Problem statement »
Read the listing and extract each line that includes the word "name".

Dataset items:
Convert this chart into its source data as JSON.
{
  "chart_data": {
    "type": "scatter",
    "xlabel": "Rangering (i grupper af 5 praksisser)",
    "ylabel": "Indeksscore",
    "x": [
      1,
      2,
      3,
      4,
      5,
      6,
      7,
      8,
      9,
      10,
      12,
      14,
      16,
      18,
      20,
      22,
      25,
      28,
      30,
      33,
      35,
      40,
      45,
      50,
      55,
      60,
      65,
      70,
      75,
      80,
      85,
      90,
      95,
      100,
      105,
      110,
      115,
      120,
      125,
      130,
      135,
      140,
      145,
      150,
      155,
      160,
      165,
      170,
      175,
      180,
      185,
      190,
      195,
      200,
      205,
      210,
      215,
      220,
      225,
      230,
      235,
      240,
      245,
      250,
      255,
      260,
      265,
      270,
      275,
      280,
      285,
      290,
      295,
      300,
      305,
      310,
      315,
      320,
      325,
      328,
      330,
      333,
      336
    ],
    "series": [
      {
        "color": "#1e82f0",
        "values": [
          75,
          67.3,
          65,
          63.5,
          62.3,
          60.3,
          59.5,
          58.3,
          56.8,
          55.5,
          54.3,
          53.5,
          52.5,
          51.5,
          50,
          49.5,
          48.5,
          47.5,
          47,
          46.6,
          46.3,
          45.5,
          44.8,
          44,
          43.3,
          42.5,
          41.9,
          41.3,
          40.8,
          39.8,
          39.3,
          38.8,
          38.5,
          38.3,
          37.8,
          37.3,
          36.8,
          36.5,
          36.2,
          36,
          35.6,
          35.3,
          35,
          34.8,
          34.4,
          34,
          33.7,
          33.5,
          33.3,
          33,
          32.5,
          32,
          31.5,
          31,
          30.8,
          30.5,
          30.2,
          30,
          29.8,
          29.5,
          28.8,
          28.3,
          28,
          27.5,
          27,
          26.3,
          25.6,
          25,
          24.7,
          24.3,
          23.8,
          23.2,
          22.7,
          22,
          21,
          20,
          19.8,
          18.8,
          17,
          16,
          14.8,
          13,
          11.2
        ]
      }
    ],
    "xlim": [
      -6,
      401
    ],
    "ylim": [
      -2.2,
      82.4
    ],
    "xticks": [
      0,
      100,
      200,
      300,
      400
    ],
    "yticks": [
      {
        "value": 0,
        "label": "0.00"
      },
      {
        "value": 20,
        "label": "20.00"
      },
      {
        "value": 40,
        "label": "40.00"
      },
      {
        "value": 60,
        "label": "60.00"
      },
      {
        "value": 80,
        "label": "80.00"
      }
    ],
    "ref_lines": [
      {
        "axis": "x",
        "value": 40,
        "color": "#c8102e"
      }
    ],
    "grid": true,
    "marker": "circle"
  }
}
* * *
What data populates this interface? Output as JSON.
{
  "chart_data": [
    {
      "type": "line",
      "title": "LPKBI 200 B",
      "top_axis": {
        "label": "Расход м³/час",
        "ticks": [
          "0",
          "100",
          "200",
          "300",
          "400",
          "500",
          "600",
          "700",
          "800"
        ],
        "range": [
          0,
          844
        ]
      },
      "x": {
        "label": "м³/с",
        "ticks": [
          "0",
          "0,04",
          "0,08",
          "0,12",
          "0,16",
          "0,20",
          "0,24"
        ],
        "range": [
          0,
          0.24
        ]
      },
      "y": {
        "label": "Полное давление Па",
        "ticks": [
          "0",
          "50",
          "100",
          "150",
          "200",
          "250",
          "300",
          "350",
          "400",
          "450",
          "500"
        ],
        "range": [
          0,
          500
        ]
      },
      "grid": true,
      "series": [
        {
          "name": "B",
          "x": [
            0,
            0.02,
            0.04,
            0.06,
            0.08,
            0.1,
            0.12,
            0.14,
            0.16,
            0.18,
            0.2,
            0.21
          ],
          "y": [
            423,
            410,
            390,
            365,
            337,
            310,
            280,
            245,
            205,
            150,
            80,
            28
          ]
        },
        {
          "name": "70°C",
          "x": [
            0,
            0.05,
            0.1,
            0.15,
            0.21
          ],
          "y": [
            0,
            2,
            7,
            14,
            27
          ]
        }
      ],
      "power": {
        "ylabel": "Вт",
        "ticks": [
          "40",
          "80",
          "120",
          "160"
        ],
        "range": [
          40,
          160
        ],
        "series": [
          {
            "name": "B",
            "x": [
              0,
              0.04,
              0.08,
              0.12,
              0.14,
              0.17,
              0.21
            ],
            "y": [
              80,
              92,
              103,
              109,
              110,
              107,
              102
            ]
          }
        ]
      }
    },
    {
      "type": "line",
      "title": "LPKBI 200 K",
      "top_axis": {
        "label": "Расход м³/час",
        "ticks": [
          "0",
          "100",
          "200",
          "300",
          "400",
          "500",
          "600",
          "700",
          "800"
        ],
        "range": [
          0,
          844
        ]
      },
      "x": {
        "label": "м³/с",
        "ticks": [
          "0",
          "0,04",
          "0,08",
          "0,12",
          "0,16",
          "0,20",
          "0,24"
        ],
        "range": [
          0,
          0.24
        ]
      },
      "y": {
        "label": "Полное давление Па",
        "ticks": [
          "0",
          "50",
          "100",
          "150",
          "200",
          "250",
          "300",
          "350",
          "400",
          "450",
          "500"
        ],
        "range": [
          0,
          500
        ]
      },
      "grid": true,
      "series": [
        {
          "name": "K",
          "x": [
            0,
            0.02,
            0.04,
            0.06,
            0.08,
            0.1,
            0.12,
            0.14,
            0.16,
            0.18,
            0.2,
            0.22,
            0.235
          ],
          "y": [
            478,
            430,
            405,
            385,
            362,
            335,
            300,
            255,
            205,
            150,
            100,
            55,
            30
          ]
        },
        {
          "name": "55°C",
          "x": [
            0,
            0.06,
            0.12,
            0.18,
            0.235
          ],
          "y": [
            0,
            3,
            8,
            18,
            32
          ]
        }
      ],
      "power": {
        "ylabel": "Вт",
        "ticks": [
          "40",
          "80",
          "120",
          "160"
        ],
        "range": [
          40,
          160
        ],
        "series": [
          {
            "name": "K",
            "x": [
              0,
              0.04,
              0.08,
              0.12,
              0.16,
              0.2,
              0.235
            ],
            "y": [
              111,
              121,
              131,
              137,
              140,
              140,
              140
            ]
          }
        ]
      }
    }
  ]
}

The result »
          "name": "B",
          "name": "70°C",
            "name": "B",
          "name": "K",
          "name": "55°C",
            "name": "K",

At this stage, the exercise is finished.